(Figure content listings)
• • •

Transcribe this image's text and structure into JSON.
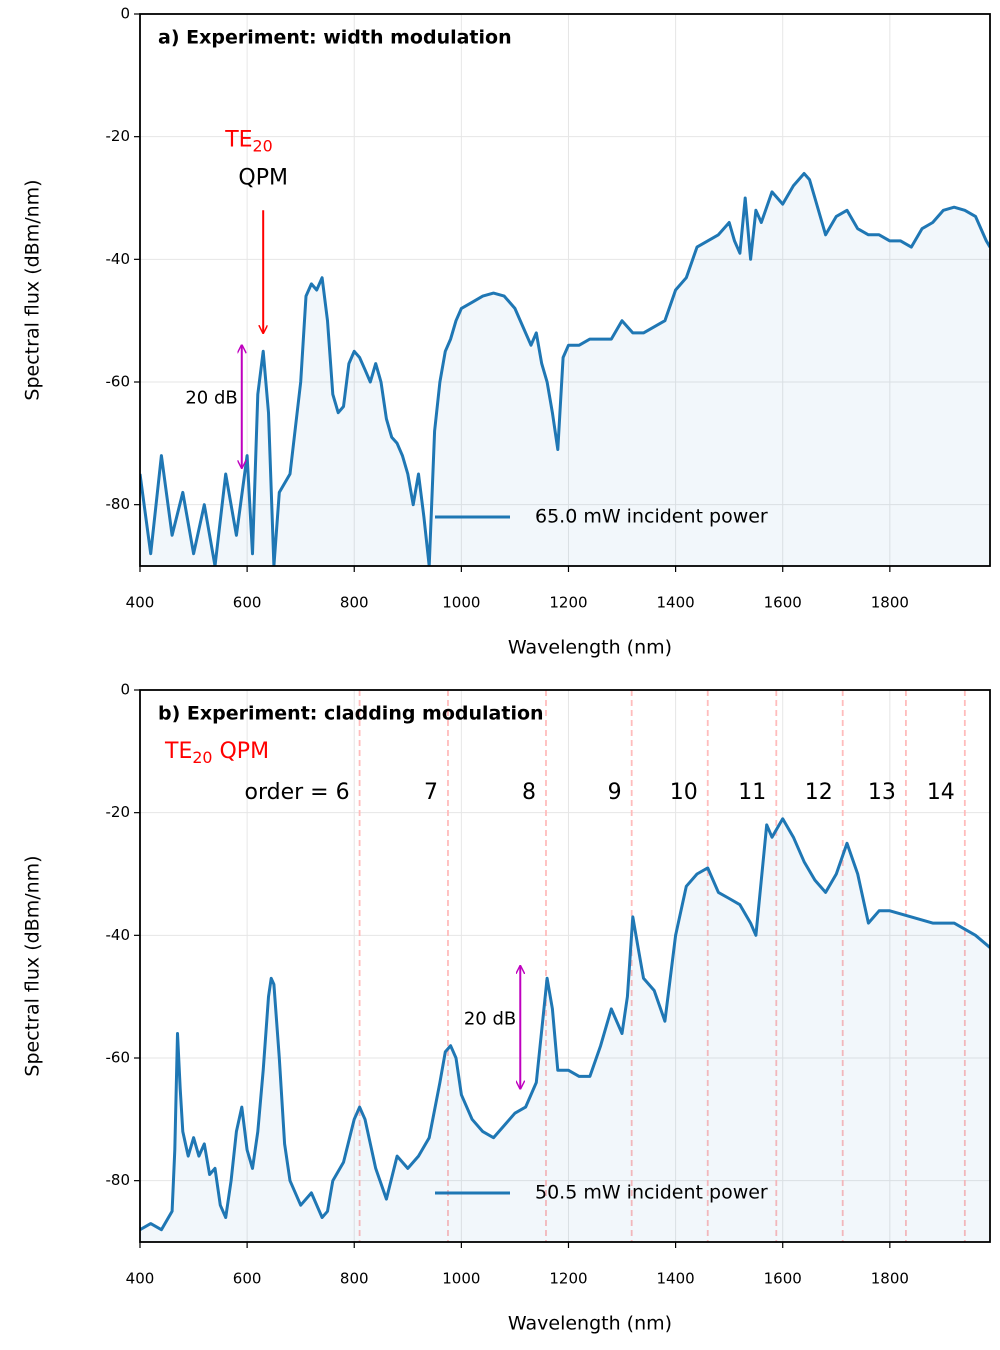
{
  "chart_data": [
    {
      "type": "line",
      "title": "a) Experiment: width modulation",
      "xlabel": "Wavelength (nm)",
      "ylabel": "Spectral flux (dBm/nm)",
      "xlim": [
        400,
        1987
      ],
      "ylim": [
        -90,
        0
      ],
      "xticks": [
        400,
        600,
        800,
        1000,
        1200,
        1400,
        1600,
        1800
      ],
      "yticks": [
        0,
        -20,
        -40,
        -60,
        -80
      ],
      "grid": true,
      "legend": "lower right",
      "series": [
        {
          "name": "65.0 mW incident power",
          "color": "#1f77b4",
          "x": [
            400,
            420,
            440,
            460,
            480,
            500,
            520,
            540,
            560,
            580,
            600,
            610,
            620,
            630,
            640,
            650,
            660,
            680,
            700,
            710,
            720,
            730,
            740,
            750,
            760,
            770,
            780,
            790,
            800,
            810,
            820,
            830,
            840,
            850,
            860,
            870,
            880,
            890,
            900,
            910,
            920,
            930,
            940,
            950,
            960,
            970,
            980,
            990,
            1000,
            1020,
            1040,
            1060,
            1080,
            1100,
            1120,
            1130,
            1140,
            1150,
            1160,
            1170,
            1180,
            1190,
            1200,
            1220,
            1240,
            1260,
            1280,
            1300,
            1320,
            1340,
            1360,
            1380,
            1400,
            1420,
            1440,
            1460,
            1480,
            1500,
            1510,
            1520,
            1530,
            1540,
            1550,
            1560,
            1580,
            1600,
            1620,
            1640,
            1650,
            1660,
            1680,
            1700,
            1720,
            1740,
            1760,
            1780,
            1800,
            1820,
            1840,
            1860,
            1880,
            1900,
            1920,
            1940,
            1960,
            1980,
            1987
          ],
          "values": [
            -75,
            -88,
            -72,
            -85,
            -78,
            -88,
            -80,
            -90,
            -75,
            -85,
            -72,
            -88,
            -62,
            -55,
            -65,
            -90,
            -78,
            -75,
            -60,
            -46,
            -44,
            -45,
            -43,
            -50,
            -62,
            -65,
            -64,
            -57,
            -55,
            -56,
            -58,
            -60,
            -57,
            -60,
            -66,
            -69,
            -70,
            -72,
            -75,
            -80,
            -75,
            -82,
            -90,
            -68,
            -60,
            -55,
            -53,
            -50,
            -48,
            -47,
            -46,
            -45.5,
            -46,
            -48,
            -52,
            -54,
            -52,
            -57,
            -60,
            -65,
            -71,
            -56,
            -54,
            -54,
            -53,
            -53,
            -53,
            -50,
            -52,
            -52,
            -51,
            -50,
            -45,
            -43,
            -38,
            -37,
            -36,
            -34,
            -37,
            -39,
            -30,
            -40,
            -32,
            -34,
            -29,
            -31,
            -28,
            -26,
            -27,
            -30,
            -36,
            -33,
            -32,
            -35,
            -36,
            -36,
            -37,
            -37,
            -38,
            -35,
            -34,
            -32,
            -31.5,
            -32,
            -33,
            -37,
            -38
          ]
        }
      ],
      "qpm_arrow": {
        "text": "TE",
        "subscript": "20",
        "text2": "QPM",
        "x": 630,
        "y": [
          -32,
          -52
        ],
        "color": "red"
      },
      "db_arrow": {
        "text": "20 dB",
        "x": 590,
        "y": [
          -54,
          -74
        ],
        "color": "#bf00bf"
      }
    },
    {
      "type": "line",
      "title": "b) Experiment: cladding modulation",
      "xlabel": "Wavelength (nm)",
      "ylabel": "Spectral flux (dBm/nm)",
      "xlim": [
        400,
        1987
      ],
      "ylim": [
        -90,
        0
      ],
      "xticks": [
        400,
        600,
        800,
        1000,
        1200,
        1400,
        1600,
        1800
      ],
      "yticks": [
        0,
        -20,
        -40,
        -60,
        -80
      ],
      "grid": true,
      "legend": "lower right",
      "series": [
        {
          "name": "50.5 mW incident power",
          "color": "#1f77b4",
          "x": [
            400,
            420,
            440,
            460,
            465,
            470,
            475,
            480,
            490,
            500,
            510,
            520,
            530,
            540,
            550,
            560,
            570,
            580,
            590,
            600,
            610,
            620,
            630,
            640,
            645,
            650,
            660,
            670,
            680,
            700,
            720,
            740,
            750,
            760,
            780,
            800,
            810,
            820,
            840,
            860,
            880,
            900,
            920,
            940,
            960,
            970,
            980,
            990,
            1000,
            1020,
            1040,
            1060,
            1080,
            1100,
            1120,
            1140,
            1160,
            1170,
            1180,
            1200,
            1220,
            1240,
            1260,
            1280,
            1300,
            1310,
            1320,
            1330,
            1340,
            1360,
            1380,
            1400,
            1420,
            1440,
            1460,
            1480,
            1500,
            1520,
            1540,
            1550,
            1570,
            1580,
            1600,
            1620,
            1640,
            1660,
            1680,
            1700,
            1720,
            1740,
            1760,
            1780,
            1800,
            1840,
            1880,
            1920,
            1960,
            1987
          ],
          "values": [
            -88,
            -87,
            -88,
            -85,
            -75,
            -56,
            -65,
            -72,
            -76,
            -73,
            -76,
            -74,
            -79,
            -78,
            -84,
            -86,
            -80,
            -72,
            -68,
            -75,
            -78,
            -72,
            -62,
            -50,
            -47,
            -48,
            -60,
            -74,
            -80,
            -84,
            -82,
            -86,
            -85,
            -80,
            -77,
            -70,
            -68,
            -70,
            -78,
            -83,
            -76,
            -78,
            -76,
            -73,
            -64,
            -59,
            -58,
            -60,
            -66,
            -70,
            -72,
            -73,
            -71,
            -69,
            -68,
            -64,
            -47,
            -52,
            -62,
            -62,
            -63,
            -63,
            -58,
            -52,
            -56,
            -50,
            -37,
            -42,
            -47,
            -49,
            -54,
            -40,
            -32,
            -30,
            -29,
            -33,
            -34,
            -35,
            -38,
            -40,
            -22,
            -24,
            -21,
            -24,
            -28,
            -31,
            -33,
            -30,
            -25,
            -30,
            -38,
            -36,
            -36,
            -37,
            -38,
            -38,
            -40,
            -42
          ]
        }
      ],
      "qpm_header": {
        "text": "TE",
        "subscript": "20",
        "text2": " QPM",
        "color": "red"
      },
      "qpm_lines": {
        "x": [
          810,
          975,
          1158,
          1318,
          1460,
          1588,
          1712,
          1830,
          1940
        ],
        "labels": [
          "order = 6",
          "7",
          "8",
          "9",
          "10",
          "11",
          "12",
          "13",
          "14"
        ],
        "color": "red"
      },
      "db_arrow": {
        "text": "20 dB",
        "x": 1110,
        "y": [
          -45,
          -65
        ],
        "color": "#bf00bf"
      }
    }
  ]
}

• • •

## Given request
Copy out every line of the material above exactly, skipping the pictures.

## Expected output
Transcribe this image's text and structure into JSON.
{
  "chart_data": [
    {
      "type": "line",
      "title": "a) Experiment: width modulation",
      "xlabel": "Wavelength (nm)",
      "ylabel": "Spectral flux (dBm/nm)",
      "xlim": [
        400,
        1987
      ],
      "ylim": [
        -90,
        0
      ],
      "xticks": [
        400,
        600,
        800,
        1000,
        1200,
        1400,
        1600,
        1800
      ],
      "yticks": [
        0,
        -20,
        -40,
        -60,
        -80
      ],
      "grid": true,
      "legend": "lower right",
      "series": [
        {
          "name": "65.0 mW incident power",
          "color": "#1f77b4",
          "x": [
            400,
            420,
            440,
            460,
            480,
            500,
            520,
            540,
            560,
            580,
            600,
            610,
            620,
            630,
            640,
            650,
            660,
            680,
            700,
            710,
            720,
            730,
            740,
            750,
            760,
            770,
            780,
            790,
            800,
            810,
            820,
            830,
            840,
            850,
            860,
            870,
            880,
            890,
            900,
            910,
            920,
            930,
            940,
            950,
            960,
            970,
            980,
            990,
            1000,
            1020,
            1040,
            1060,
            1080,
            1100,
            1120,
            1130,
            1140,
            1150,
            1160,
            1170,
            1180,
            1190,
            1200,
            1220,
            1240,
            1260,
            1280,
            1300,
            1320,
            1340,
            1360,
            1380,
            1400,
            1420,
            1440,
            1460,
            1480,
            1500,
            1510,
            1520,
            1530,
            1540,
            1550,
            1560,
            1580,
            1600,
            1620,
            1640,
            1650,
            1660,
            1680,
            1700,
            1720,
            1740,
            1760,
            1780,
            1800,
            1820,
            1840,
            1860,
            1880,
            1900,
            1920,
            1940,
            1960,
            1980,
            1987
          ],
          "values": [
            -75,
            -88,
            -72,
            -85,
            -78,
            -88,
            -80,
            -90,
            -75,
            -85,
            -72,
            -88,
            -62,
            -55,
            -65,
            -90,
            -78,
            -75,
            -60,
            -46,
            -44,
            -45,
            -43,
            -50,
            -62,
            -65,
            -64,
            -57,
            -55,
            -56,
            -58,
            -60,
            -57,
            -60,
            -66,
            -69,
            -70,
            -72,
            -75,
            -80,
            -75,
            -82,
            -90,
            -68,
            -60,
            -55,
            -53,
            -50,
            -48,
            -47,
            -46,
            -45.5,
            -46,
            -48,
            -52,
            -54,
            -52,
            -57,
            -60,
            -65,
            -71,
            -56,
            -54,
            -54,
            -53,
            -53,
            -53,
            -50,
            -52,
            -52,
            -51,
            -50,
            -45,
            -43,
            -38,
            -37,
            -36,
            -34,
            -37,
            -39,
            -30,
            -40,
            -32,
            -34,
            -29,
            -31,
            -28,
            -26,
            -27,
            -30,
            -36,
            -33,
            -32,
            -35,
            -36,
            -36,
            -37,
            -37,
            -38,
            -35,
            -34,
            -32,
            -31.5,
            -32,
            -33,
            -37,
            -38
          ]
        }
      ],
      "qpm_arrow": {
        "text": "TE",
        "subscript": "20",
        "text2": "QPM",
        "x": 630,
        "y": [
          -32,
          -52
        ],
        "color": "red"
      },
      "db_arrow": {
        "text": "20 dB",
        "x": 590,
        "y": [
          -54,
          -74
        ],
        "color": "#bf00bf"
      }
    },
    {
      "type": "line",
      "title": "b) Experiment: cladding modulation",
      "xlabel": "Wavelength (nm)",
      "ylabel": "Spectral flux (dBm/nm)",
      "xlim": [
        400,
        1987
      ],
      "ylim": [
        -90,
        0
      ],
      "xticks": [
        400,
        600,
        800,
        1000,
        1200,
        1400,
        1600,
        1800
      ],
      "yticks": [
        0,
        -20,
        -40,
        -60,
        -80
      ],
      "grid": true,
      "legend": "lower right",
      "series": [
        {
          "name": "50.5 mW incident power",
          "color": "#1f77b4",
          "x": [
            400,
            420,
            440,
            460,
            465,
            470,
            475,
            480,
            490,
            500,
            510,
            520,
            530,
            540,
            550,
            560,
            570,
            580,
            590,
            600,
            610,
            620,
            630,
            640,
            645,
            650,
            660,
            670,
            680,
            700,
            720,
            740,
            750,
            760,
            780,
            800,
            810,
            820,
            840,
            860,
            880,
            900,
            920,
            940,
            960,
            970,
            980,
            990,
            1000,
            1020,
            1040,
            1060,
            1080,
            1100,
            1120,
            1140,
            1160,
            1170,
            1180,
            1200,
            1220,
            1240,
            1260,
            1280,
            1300,
            1310,
            1320,
            1330,
            1340,
            1360,
            1380,
            1400,
            1420,
            1440,
            1460,
            1480,
            1500,
            1520,
            1540,
            1550,
            1570,
            1580,
            1600,
            1620,
            1640,
            1660,
            1680,
            1700,
            1720,
            1740,
            1760,
            1780,
            1800,
            1840,
            1880,
            1920,
            1960,
            1987
          ],
          "values": [
            -88,
            -87,
            -88,
            -85,
            -75,
            -56,
            -65,
            -72,
            -76,
            -73,
            -76,
            -74,
            -79,
            -78,
            -84,
            -86,
            -80,
            -72,
            -68,
            -75,
            -78,
            -72,
            -62,
            -50,
            -47,
            -48,
            -60,
            -74,
            -80,
            -84,
            -82,
            -86,
            -85,
            -80,
            -77,
            -70,
            -68,
            -70,
            -78,
            -83,
            -76,
            -78,
            -76,
            -73,
            -64,
            -59,
            -58,
            -60,
            -66,
            -70,
            -72,
            -73,
            -71,
            -69,
            -68,
            -64,
            -47,
            -52,
            -62,
            -62,
            -63,
            -63,
            -58,
            -52,
            -56,
            -50,
            -37,
            -42,
            -47,
            -49,
            -54,
            -40,
            -32,
            -30,
            -29,
            -33,
            -34,
            -35,
            -38,
            -40,
            -22,
            -24,
            -21,
            -24,
            -28,
            -31,
            -33,
            -30,
            -25,
            -30,
            -38,
            -36,
            -36,
            -37,
            -38,
            -38,
            -40,
            -42
          ]
        }
      ],
      "qpm_header": {
        "text": "TE",
        "subscript": "20",
        "text2": " QPM",
        "color": "red"
      },
      "qpm_lines": {
        "x": [
          810,
          975,
          1158,
          1318,
          1460,
          1588,
          1712,
          1830,
          1940
        ],
        "labels": [
          "order = 6",
          "7",
          "8",
          "9",
          "10",
          "11",
          "12",
          "13",
          "14"
        ],
        "color": "red"
      },
      "db_arrow": {
        "text": "20 dB",
        "x": 1110,
        "y": [
          -45,
          -65
        ],
        "color": "#bf00bf"
      }
    }
  ]
}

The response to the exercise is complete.